EXERCISE OBJECTIVE: For this exercise, copy out each line of the material below that includes "structure".

GIVEN RECORDS:
★ ★ ★ ★
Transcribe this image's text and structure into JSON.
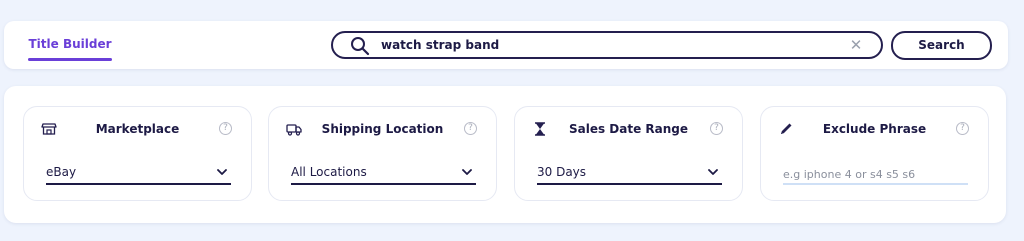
★ ★ ★ ★
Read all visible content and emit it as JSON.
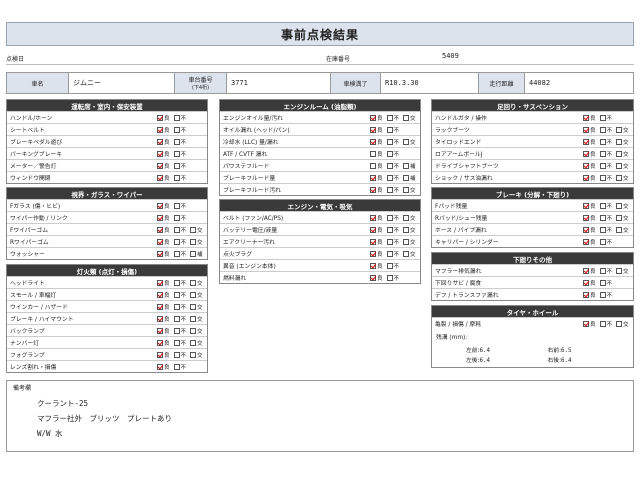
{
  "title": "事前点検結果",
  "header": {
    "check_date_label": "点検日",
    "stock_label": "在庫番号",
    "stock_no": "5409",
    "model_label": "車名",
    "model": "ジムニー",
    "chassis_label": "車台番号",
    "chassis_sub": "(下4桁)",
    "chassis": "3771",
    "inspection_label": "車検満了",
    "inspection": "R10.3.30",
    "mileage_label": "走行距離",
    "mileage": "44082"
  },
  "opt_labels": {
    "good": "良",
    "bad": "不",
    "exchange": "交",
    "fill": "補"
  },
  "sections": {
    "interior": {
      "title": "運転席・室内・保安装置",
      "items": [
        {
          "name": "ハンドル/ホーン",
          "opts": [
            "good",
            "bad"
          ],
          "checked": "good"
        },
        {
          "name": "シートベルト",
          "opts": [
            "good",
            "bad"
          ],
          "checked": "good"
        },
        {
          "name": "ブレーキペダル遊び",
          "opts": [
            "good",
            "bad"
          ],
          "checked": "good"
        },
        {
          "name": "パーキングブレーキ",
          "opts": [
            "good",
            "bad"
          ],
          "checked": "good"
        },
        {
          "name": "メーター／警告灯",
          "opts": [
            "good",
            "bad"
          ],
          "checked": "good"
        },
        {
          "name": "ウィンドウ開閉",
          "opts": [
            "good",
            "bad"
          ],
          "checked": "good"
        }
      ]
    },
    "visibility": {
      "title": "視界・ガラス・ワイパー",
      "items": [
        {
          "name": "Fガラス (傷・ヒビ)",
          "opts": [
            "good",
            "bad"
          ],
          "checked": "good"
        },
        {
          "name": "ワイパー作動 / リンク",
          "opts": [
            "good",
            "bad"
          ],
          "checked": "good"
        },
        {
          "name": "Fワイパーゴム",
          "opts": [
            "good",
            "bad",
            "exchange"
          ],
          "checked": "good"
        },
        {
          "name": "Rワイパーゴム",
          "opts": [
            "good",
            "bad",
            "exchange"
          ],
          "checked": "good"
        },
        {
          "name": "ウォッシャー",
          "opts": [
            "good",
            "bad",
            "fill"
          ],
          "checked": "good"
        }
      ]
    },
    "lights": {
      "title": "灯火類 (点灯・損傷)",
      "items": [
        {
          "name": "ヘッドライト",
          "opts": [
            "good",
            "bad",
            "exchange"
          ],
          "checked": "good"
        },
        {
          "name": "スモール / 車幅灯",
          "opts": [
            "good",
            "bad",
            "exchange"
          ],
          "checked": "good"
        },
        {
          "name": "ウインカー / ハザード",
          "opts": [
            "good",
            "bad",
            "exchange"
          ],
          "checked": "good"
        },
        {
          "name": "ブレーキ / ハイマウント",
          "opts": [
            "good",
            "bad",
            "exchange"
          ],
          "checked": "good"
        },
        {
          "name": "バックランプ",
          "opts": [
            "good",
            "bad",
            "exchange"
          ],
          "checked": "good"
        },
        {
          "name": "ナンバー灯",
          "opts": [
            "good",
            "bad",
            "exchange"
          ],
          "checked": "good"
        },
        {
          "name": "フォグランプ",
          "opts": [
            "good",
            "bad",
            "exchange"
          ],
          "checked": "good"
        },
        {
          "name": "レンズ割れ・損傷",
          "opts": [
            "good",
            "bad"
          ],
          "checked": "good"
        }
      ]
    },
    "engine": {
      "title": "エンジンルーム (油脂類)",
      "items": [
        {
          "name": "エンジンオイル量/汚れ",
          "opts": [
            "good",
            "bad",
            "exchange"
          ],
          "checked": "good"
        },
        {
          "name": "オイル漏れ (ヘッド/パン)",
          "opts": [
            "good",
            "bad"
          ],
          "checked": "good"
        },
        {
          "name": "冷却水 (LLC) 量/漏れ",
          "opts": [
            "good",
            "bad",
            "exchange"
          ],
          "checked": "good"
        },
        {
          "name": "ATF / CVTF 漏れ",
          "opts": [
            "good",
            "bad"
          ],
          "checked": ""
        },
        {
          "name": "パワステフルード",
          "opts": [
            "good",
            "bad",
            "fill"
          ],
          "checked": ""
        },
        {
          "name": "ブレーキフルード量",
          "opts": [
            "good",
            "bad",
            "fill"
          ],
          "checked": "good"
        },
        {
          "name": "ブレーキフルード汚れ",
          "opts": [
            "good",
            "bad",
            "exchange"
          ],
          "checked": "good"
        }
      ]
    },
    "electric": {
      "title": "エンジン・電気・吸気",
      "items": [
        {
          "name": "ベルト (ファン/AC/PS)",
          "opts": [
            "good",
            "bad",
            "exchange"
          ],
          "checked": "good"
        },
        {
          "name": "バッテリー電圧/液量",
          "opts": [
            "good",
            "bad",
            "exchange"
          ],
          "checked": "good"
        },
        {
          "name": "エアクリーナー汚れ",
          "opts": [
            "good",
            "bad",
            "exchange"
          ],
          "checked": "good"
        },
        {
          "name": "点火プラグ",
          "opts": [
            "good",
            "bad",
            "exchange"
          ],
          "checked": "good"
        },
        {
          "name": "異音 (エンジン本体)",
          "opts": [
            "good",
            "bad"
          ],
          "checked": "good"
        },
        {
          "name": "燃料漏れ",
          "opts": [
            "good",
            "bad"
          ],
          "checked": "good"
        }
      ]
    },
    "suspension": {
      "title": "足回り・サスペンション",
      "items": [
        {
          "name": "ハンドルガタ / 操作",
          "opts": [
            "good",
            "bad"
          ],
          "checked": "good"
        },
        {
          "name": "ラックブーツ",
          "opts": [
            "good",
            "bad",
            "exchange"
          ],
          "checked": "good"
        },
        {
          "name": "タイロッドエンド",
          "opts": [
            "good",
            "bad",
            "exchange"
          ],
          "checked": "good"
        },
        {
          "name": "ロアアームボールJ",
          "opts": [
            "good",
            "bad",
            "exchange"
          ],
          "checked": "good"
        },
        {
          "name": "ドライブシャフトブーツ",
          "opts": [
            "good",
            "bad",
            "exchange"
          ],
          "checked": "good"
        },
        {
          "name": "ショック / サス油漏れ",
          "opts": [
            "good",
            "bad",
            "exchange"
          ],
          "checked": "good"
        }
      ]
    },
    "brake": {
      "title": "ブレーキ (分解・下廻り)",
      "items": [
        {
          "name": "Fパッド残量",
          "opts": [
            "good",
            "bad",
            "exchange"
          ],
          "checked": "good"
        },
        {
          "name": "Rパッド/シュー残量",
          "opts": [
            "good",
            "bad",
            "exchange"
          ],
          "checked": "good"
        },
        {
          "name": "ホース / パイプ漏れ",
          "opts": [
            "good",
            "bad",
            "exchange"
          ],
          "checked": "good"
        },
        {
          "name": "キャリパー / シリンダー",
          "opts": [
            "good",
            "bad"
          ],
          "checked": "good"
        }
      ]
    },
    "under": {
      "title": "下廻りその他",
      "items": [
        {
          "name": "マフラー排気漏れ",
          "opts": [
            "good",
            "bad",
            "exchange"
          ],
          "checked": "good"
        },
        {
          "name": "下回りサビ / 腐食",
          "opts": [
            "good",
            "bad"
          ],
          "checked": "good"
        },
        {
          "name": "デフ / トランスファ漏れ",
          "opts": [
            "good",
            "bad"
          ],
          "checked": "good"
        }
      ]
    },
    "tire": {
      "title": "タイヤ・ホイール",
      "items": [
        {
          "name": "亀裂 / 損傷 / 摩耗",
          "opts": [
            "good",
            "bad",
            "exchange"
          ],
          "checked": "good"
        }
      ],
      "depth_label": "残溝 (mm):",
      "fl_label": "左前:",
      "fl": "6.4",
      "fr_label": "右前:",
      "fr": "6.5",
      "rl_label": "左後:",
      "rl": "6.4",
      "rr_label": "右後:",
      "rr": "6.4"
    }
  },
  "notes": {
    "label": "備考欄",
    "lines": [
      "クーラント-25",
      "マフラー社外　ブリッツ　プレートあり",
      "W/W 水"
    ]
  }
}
★ ★ ★ ★
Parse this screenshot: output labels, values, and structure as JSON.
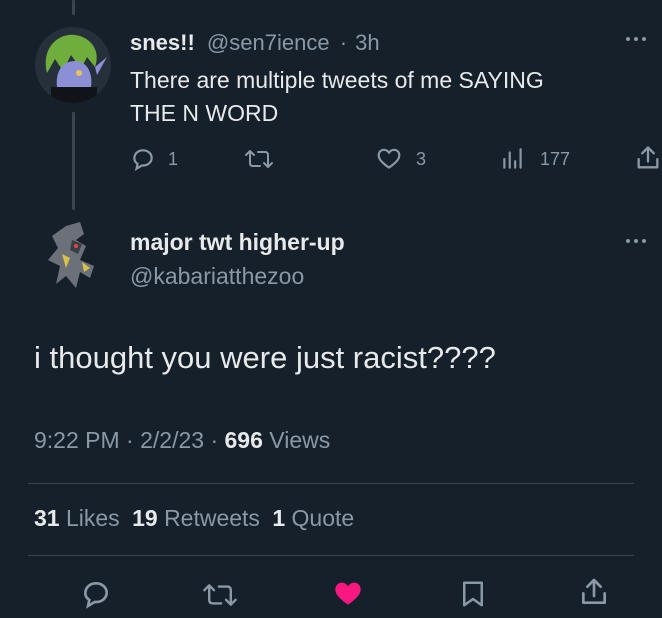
★ ★ ★ ★
COMPLETE ANSWER:
Transcribe this image's text and structure into JSON.
Parse this screenshot: output labels, values, and structure as JSON.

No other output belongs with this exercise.